EXERCISE. Work through the records below and tally every line containing "돌연변이가". Reply with the total alone.

RECORD SET.

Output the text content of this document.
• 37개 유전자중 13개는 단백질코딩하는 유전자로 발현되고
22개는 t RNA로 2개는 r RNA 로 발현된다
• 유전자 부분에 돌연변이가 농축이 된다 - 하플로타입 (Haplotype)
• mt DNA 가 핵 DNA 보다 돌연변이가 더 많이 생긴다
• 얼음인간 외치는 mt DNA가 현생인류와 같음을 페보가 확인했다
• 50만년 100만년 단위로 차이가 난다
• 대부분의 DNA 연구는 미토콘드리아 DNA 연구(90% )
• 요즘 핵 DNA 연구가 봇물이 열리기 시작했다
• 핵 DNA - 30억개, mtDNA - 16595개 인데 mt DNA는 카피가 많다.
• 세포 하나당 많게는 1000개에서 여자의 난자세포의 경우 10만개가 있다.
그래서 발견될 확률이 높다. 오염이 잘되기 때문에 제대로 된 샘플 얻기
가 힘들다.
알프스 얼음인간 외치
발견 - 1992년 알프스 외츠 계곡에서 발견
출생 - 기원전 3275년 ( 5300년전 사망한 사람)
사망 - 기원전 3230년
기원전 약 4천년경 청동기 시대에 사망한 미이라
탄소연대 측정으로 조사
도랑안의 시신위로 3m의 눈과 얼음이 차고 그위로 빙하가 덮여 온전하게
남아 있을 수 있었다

TASK OUTPUT. 2